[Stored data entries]
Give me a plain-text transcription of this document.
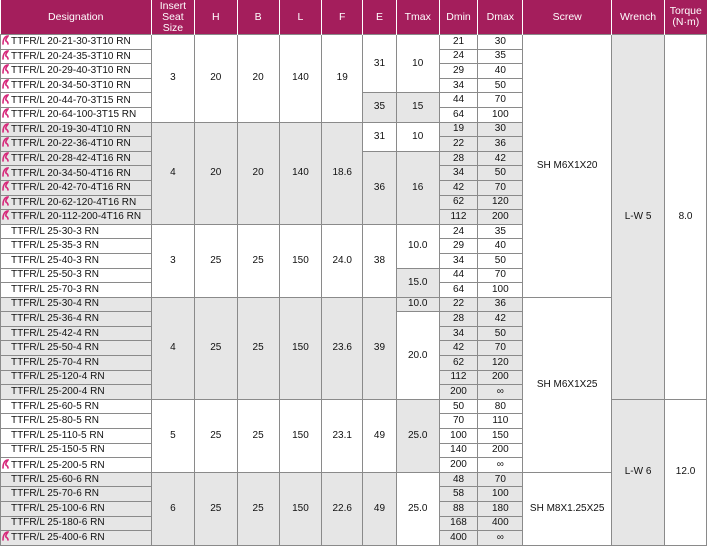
Designation	Insert
Seat Size	H	B	L	F	E	Tmax	Dmin	Dmax	Screw	Wrench	Torque
(N·m)

TTFR/L 20-21-30-3T10 RN	3	20	20	140	19	31	10	21	30	SH M6X1X20	L-W 5	8.0

TTFR/L 20-24-35-3T10 RN								24	35			

TTFR/L 20-29-40-3T10 RN								29	40			

TTFR/L 20-34-50-3T10 RN								34	50			

TTFR/L 20-44-70-3T15 RN						35	15	44	70			

TTFR/L 20-64-100-3T15 RN								64	100			

TTFR/L 20-19-30-4T10 RN	4	20	20	140	18.6	31	10	19	30			

TTFR/L 20-22-36-4T10 RN								22	36			

TTFR/L 20-28-42-4T16 RN						36	16	28	42			

TTFR/L 20-34-50-4T16 RN								34	50			

TTFR/L 20-42-70-4T16 RN								42	70			

TTFR/L 20-62-120-4T16 RN								62	120			

TTFR/L 20-112-200-4T16 RN								112	200			
TTFR/L 25-30-3 RN	3	25	25	150	24.0	38	10.0	24	35			
TTFR/L 25-35-3 RN								29	40			
TTFR/L 25-40-3 RN								34	50			
TTFR/L 25-50-3 RN							15.0	44	70			
TTFR/L 25-70-3 RN								64	100			
TTFR/L 25-30-4 RN	4	25	25	150	23.6	39	10.0	22	36	SH M6X1X25		
TTFR/L 25-36-4 RN							20.0	28	42			
TTFR/L 25-42-4 RN								34	50			
TTFR/L 25-50-4 RN								42	70			
TTFR/L 25-70-4 RN								62	120			
TTFR/L 25-120-4 RN								112	200			
TTFR/L 25-200-4 RN								200	∞			
TTFR/L 25-60-5 RN	5	25	25	150	23.1	49	25.0	50	80		L-W 6	12.0
TTFR/L 25-80-5 RN								70	110			
TTFR/L 25-110-5 RN								100	150			
TTFR/L 25-150-5 RN								140	200			

TTFR/L 25-200-5 RN								200	∞			
TTFR/L 25-60-6 RN	6	25	25	150	22.6	49	25.0	48	70	SH M8X1.25X25		
TTFR/L 25-70-6 RN								58	100			
TTFR/L 25-100-6 RN								88	180			
TTFR/L 25-180-6 RN								168	400			

TTFR/L 25-400-6 RN								400	∞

▶ [Aim]
Copy the data word for word. Pictures do not go in the copy.

▶ [Complete answer]
Give me a plain-text transcription of this document.
Designation	Insert
Seat Size	H	B	L	F	E	Tmax	Dmin	Dmax	Screw	Wrench	Torque
(N·m)

TTFR/L 20-21-30-3T10 RN	3	20	20	140	19	31	10	21	30	SH M6X1X20	L-W 5	8.0

TTFR/L 20-24-35-3T10 RN								24	35			

TTFR/L 20-29-40-3T10 RN								29	40			

TTFR/L 20-34-50-3T10 RN								34	50			

TTFR/L 20-44-70-3T15 RN						35	15	44	70			

TTFR/L 20-64-100-3T15 RN								64	100			

TTFR/L 20-19-30-4T10 RN	4	20	20	140	18.6	31	10	19	30			

TTFR/L 20-22-36-4T10 RN								22	36			

TTFR/L 20-28-42-4T16 RN						36	16	28	42			

TTFR/L 20-34-50-4T16 RN								34	50			

TTFR/L 20-42-70-4T16 RN								42	70			

TTFR/L 20-62-120-4T16 RN								62	120			

TTFR/L 20-112-200-4T16 RN								112	200			
TTFR/L 25-30-3 RN	3	25	25	150	24.0	38	10.0	24	35			
TTFR/L 25-35-3 RN								29	40			
TTFR/L 25-40-3 RN								34	50			
TTFR/L 25-50-3 RN							15.0	44	70			
TTFR/L 25-70-3 RN								64	100			
TTFR/L 25-30-4 RN	4	25	25	150	23.6	39	10.0	22	36	SH M6X1X25		
TTFR/L 25-36-4 RN							20.0	28	42			
TTFR/L 25-42-4 RN								34	50			
TTFR/L 25-50-4 RN								42	70			
TTFR/L 25-70-4 RN								62	120			
TTFR/L 25-120-4 RN								112	200			
TTFR/L 25-200-4 RN								200	∞			
TTFR/L 25-60-5 RN	5	25	25	150	23.1	49	25.0	50	80		L-W 6	12.0
TTFR/L 25-80-5 RN								70	110			
TTFR/L 25-110-5 RN								100	150			
TTFR/L 25-150-5 RN								140	200			

TTFR/L 25-200-5 RN								200	∞			
TTFR/L 25-60-6 RN	6	25	25	150	22.6	49	25.0	48	70	SH M8X1.25X25		
TTFR/L 25-70-6 RN								58	100			
TTFR/L 25-100-6 RN								88	180			
TTFR/L 25-180-6 RN								168	400			

TTFR/L 25-400-6 RN								400	∞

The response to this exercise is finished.